[START DATASET]

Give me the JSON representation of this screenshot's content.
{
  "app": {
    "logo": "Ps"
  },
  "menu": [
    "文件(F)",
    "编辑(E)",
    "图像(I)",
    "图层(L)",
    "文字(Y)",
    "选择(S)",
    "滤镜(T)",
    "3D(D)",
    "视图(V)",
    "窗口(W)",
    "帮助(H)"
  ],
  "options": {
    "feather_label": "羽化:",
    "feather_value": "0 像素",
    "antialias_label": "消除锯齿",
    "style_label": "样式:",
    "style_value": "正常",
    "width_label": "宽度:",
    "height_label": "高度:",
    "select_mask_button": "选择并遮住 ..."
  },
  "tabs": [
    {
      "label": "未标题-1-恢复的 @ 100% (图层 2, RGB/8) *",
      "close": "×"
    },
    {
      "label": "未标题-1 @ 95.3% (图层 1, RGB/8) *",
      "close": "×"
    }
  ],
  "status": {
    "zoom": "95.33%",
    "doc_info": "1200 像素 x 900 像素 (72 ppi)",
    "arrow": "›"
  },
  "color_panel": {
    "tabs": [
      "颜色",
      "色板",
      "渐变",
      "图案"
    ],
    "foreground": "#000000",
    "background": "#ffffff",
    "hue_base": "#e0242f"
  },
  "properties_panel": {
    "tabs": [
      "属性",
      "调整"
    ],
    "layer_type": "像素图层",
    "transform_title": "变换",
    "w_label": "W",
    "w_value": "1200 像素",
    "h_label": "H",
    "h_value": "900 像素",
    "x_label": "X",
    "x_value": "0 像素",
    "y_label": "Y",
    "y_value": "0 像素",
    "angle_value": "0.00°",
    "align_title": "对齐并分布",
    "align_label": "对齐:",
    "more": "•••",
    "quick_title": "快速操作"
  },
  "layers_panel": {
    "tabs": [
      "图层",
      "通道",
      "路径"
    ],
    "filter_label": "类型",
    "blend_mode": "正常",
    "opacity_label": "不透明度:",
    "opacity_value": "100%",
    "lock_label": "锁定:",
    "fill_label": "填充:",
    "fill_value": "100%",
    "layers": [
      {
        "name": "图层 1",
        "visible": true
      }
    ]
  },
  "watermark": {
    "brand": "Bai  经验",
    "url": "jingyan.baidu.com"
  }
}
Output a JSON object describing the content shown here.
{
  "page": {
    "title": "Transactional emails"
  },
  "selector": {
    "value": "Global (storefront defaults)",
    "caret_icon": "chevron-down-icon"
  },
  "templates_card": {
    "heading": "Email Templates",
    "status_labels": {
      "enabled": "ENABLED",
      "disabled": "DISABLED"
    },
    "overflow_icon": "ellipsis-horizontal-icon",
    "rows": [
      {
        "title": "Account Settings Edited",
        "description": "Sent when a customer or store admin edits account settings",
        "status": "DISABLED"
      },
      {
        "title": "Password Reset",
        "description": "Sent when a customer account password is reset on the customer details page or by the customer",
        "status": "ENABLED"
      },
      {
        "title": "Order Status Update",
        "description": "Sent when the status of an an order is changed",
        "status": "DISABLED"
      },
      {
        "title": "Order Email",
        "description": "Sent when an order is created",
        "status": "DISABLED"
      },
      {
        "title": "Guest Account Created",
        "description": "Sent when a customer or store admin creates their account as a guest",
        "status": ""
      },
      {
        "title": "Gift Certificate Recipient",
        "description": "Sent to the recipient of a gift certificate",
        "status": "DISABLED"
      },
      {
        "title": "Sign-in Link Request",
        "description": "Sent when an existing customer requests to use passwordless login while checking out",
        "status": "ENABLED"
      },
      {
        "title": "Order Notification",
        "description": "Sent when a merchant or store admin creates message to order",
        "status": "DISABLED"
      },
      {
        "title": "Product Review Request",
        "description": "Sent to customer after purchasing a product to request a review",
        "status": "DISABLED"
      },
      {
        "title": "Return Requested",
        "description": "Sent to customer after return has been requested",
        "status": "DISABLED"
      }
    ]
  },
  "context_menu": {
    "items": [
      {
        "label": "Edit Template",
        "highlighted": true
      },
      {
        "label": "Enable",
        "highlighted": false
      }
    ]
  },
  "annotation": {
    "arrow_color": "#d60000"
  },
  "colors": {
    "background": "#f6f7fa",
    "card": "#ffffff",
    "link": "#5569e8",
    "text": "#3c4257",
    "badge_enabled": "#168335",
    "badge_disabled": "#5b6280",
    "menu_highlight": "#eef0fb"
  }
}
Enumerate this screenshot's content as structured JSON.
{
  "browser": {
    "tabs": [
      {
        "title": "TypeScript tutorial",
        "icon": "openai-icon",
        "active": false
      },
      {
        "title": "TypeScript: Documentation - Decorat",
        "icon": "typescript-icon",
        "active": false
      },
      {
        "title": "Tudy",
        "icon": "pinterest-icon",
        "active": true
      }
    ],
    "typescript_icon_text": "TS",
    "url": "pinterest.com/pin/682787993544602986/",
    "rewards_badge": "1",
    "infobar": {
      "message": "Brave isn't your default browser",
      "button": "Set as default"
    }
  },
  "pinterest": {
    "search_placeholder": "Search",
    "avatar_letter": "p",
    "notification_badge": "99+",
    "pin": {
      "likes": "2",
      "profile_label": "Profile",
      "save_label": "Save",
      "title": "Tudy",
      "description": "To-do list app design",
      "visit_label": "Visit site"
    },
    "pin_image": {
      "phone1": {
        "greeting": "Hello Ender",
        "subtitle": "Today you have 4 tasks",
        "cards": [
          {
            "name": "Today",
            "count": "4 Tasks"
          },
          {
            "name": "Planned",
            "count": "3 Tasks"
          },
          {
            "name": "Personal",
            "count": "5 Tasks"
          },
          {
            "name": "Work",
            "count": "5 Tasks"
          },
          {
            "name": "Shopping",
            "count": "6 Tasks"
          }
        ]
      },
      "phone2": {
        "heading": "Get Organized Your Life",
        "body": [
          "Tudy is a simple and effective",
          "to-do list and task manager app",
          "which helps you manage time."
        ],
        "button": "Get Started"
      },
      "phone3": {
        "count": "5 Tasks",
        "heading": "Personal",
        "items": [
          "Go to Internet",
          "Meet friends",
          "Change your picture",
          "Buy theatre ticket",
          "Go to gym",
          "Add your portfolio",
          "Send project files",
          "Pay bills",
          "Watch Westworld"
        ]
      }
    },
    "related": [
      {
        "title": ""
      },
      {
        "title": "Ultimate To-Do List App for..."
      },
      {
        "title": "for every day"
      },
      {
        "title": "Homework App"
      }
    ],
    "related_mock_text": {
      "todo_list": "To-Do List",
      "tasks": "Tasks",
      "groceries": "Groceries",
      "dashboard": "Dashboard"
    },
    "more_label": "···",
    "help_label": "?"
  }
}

[END DATASET]

**PROBLEM DETAILS**
Of the lines in the records, determine how many contain the word "pinterest", and report that number alone.

**TASK RESULT**
3